• [DOCUMENT EXCERPT]:
::::

Appraisers are state certified, and are selected by first attempting to utilize the appraiser who completed the original appraisal report. If that appraiser is unavailable or unreasonably expensive, we use another appraiser who appraises routinely in that geographic area. BOVs are created by real estate agents. We try to first select an agent we have worked with, and then, if that fails, we select another agent who works in that geographic area.

 

Currently, fair value of collateral has the potential to impact the calculation of the loan loss provision. Specifically, relevant to the allowance for loan loss reserve is the fair value of the underlying collateral supporting the outstanding loan balances. Fair value measurements are an exit price, representing the amount that would be received to sell an asset or paid to transfer a liability in an orderly transaction between market participants. Due to a rapidly changing economic market, an erratic housing market, the various methods that could be used to develop fair value estimates, and the various assumptions that could be used, determining the collateral’s fair value requires significant judgment.

::::

• [THE TASK]: Retype the collateral appraisal excerpt verbatim, beginning at the words "Appraisers are state" and stopping after "works in that geographic area.". The records that follow come from a separate source unrelated to this excerpt.

• [SUPPLIED MATERIAL]:
::::

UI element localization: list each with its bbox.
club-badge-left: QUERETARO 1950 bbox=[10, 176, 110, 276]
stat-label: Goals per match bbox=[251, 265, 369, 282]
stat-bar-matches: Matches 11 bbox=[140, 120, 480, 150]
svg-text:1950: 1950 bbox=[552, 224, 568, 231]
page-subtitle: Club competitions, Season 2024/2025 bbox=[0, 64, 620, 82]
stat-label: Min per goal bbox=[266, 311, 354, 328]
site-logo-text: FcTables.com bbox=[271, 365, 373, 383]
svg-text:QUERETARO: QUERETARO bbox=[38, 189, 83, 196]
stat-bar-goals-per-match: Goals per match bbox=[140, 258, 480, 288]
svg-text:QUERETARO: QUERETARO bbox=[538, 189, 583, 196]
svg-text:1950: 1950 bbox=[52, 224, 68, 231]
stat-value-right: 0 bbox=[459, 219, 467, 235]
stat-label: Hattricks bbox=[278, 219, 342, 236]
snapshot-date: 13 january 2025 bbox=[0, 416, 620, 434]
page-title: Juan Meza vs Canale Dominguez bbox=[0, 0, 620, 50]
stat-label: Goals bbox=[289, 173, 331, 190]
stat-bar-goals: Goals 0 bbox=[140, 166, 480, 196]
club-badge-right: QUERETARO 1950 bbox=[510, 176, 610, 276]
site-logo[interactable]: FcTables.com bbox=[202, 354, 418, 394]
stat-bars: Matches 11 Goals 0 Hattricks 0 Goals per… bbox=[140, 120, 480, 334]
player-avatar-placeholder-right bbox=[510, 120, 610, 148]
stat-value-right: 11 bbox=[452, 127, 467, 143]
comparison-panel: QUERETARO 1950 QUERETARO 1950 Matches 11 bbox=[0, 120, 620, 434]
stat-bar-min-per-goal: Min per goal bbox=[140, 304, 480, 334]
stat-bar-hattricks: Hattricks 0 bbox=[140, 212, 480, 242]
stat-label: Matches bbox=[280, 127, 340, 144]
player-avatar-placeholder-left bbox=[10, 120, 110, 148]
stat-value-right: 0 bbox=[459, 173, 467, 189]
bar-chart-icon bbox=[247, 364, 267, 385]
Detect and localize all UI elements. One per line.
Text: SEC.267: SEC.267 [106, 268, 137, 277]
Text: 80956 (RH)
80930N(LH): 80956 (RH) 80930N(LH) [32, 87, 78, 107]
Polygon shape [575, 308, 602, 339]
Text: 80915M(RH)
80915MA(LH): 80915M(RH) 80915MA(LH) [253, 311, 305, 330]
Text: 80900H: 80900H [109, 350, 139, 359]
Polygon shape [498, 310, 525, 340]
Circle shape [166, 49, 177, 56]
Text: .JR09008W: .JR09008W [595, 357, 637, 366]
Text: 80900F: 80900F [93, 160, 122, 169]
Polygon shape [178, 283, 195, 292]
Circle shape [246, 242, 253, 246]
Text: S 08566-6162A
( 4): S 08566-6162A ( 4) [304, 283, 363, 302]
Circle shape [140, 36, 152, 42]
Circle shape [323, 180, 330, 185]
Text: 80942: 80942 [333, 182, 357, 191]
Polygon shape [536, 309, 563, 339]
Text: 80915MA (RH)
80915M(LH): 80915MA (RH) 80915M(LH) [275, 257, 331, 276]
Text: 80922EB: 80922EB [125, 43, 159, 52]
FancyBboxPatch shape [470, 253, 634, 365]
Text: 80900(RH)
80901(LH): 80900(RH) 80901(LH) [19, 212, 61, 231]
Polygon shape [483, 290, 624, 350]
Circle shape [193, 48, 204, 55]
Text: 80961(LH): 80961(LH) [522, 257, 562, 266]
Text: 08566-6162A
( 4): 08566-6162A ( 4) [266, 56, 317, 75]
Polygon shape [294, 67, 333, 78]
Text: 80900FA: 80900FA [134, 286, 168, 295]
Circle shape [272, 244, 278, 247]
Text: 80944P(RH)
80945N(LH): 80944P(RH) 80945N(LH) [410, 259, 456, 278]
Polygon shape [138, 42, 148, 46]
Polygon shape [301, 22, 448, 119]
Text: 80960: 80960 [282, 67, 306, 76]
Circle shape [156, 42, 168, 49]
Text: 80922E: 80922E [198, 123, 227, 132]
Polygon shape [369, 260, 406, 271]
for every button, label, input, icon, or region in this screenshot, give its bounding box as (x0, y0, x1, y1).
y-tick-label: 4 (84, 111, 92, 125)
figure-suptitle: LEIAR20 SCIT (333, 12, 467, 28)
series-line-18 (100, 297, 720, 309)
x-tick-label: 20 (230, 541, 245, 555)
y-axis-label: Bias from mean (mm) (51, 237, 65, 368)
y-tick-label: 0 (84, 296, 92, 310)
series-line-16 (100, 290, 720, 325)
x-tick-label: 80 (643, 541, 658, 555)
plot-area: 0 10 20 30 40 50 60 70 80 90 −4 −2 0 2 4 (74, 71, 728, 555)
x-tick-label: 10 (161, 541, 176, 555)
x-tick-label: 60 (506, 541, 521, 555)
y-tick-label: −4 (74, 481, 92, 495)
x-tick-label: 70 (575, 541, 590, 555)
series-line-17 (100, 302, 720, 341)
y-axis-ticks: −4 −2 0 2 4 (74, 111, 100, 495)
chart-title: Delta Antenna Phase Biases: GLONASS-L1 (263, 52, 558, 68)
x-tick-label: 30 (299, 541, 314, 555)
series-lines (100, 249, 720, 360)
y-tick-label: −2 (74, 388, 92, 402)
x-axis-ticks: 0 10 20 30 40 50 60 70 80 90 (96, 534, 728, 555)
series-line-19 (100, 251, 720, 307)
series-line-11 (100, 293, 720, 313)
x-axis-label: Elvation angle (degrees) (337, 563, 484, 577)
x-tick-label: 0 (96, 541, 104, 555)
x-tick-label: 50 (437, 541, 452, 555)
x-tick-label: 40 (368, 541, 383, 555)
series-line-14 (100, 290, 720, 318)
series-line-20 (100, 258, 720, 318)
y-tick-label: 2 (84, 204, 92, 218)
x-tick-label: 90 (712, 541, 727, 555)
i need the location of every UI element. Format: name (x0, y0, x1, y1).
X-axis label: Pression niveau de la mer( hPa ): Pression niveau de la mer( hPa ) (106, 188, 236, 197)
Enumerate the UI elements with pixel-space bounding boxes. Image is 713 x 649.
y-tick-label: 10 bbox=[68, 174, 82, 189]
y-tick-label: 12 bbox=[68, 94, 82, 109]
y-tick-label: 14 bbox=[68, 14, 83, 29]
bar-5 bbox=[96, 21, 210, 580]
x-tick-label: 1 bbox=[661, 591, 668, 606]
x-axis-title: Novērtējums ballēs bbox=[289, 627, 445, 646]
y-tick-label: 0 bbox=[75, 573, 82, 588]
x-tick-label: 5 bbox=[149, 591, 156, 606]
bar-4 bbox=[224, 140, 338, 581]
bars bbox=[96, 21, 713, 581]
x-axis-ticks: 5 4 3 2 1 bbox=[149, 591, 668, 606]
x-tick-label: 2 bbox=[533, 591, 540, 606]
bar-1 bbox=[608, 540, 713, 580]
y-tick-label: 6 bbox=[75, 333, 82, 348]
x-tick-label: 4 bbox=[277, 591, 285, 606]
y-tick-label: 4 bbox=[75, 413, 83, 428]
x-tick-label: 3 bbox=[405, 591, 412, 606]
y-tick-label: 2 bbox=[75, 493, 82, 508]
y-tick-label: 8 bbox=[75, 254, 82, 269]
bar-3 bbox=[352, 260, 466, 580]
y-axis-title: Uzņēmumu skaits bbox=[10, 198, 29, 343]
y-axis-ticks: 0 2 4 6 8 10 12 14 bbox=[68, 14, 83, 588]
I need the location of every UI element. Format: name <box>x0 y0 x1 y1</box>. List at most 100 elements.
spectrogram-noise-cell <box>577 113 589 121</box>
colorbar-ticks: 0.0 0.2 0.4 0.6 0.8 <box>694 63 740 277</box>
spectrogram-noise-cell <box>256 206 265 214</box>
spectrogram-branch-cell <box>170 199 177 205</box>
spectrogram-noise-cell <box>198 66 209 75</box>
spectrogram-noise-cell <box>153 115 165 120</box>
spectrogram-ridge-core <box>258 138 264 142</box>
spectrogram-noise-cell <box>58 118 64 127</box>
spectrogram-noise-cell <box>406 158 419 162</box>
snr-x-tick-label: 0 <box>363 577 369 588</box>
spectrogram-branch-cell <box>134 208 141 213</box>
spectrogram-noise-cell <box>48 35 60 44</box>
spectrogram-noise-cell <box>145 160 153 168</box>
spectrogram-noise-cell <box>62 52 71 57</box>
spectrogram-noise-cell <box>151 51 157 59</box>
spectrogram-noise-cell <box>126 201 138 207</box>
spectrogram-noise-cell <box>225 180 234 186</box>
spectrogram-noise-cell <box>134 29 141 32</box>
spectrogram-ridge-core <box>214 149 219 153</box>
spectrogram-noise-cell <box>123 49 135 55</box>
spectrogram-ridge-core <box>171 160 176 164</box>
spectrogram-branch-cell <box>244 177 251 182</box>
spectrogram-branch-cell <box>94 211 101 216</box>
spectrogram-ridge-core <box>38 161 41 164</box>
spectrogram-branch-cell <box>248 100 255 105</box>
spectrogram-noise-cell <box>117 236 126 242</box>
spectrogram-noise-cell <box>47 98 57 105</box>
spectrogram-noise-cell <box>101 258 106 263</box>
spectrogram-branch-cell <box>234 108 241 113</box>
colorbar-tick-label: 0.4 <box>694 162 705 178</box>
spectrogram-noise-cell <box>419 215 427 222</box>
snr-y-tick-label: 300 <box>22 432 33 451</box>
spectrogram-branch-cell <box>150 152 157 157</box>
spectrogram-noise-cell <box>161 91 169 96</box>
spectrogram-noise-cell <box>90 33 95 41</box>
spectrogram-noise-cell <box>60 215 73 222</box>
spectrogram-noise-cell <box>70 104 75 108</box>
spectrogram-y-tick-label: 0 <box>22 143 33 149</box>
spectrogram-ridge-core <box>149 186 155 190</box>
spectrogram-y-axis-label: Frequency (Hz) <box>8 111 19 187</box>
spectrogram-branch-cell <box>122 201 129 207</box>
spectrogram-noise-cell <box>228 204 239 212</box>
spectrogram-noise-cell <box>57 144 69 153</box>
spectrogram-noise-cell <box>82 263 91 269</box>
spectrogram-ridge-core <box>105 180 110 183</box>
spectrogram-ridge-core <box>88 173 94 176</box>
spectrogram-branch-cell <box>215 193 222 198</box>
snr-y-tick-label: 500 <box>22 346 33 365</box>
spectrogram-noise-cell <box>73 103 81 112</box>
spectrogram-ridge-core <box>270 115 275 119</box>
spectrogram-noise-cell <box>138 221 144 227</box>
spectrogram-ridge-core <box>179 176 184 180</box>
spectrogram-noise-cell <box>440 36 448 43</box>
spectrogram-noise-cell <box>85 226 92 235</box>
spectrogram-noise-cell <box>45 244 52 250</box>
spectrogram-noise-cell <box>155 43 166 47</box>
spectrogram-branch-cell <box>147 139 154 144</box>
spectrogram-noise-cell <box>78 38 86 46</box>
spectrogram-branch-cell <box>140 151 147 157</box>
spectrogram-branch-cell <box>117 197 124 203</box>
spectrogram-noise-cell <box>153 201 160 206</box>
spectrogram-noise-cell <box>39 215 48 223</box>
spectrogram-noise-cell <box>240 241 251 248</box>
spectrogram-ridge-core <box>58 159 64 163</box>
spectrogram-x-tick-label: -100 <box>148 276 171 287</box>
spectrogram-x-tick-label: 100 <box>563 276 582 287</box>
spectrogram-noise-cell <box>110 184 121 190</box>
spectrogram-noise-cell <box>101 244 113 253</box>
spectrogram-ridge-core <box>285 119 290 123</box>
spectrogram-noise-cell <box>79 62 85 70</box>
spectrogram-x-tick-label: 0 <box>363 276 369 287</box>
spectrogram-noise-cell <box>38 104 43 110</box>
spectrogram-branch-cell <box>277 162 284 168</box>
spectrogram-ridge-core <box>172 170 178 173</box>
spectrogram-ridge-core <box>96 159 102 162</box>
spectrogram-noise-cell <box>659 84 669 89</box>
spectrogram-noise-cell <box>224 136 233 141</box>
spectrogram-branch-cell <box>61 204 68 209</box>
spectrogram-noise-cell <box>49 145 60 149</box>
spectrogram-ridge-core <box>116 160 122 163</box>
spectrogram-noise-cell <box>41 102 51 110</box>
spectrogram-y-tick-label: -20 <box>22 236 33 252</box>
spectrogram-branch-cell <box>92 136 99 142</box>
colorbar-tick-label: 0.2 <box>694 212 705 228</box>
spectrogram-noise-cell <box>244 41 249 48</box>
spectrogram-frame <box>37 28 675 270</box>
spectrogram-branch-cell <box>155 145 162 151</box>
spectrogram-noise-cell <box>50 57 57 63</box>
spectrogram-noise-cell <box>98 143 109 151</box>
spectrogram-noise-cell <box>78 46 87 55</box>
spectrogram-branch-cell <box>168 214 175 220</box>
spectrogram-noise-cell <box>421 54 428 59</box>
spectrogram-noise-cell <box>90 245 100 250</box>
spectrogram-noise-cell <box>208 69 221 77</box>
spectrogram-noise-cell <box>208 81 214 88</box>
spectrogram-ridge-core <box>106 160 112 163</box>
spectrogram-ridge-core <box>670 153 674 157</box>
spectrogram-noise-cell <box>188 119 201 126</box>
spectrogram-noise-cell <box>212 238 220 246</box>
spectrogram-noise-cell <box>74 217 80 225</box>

::::

• [TASK OUTPUT]:
Appraisers are state certified, and are selected by first attempting to utilize the appraiser who completed the original appraisal report. If that appraiser is unavailable or unreasonably expensive, we use another appraiser who appraises routinely in that geographic area. BOVs are created by real estate agents. We try to first select an agent we have worked with, and then, if that fails, we select another agent who works in that geographic area.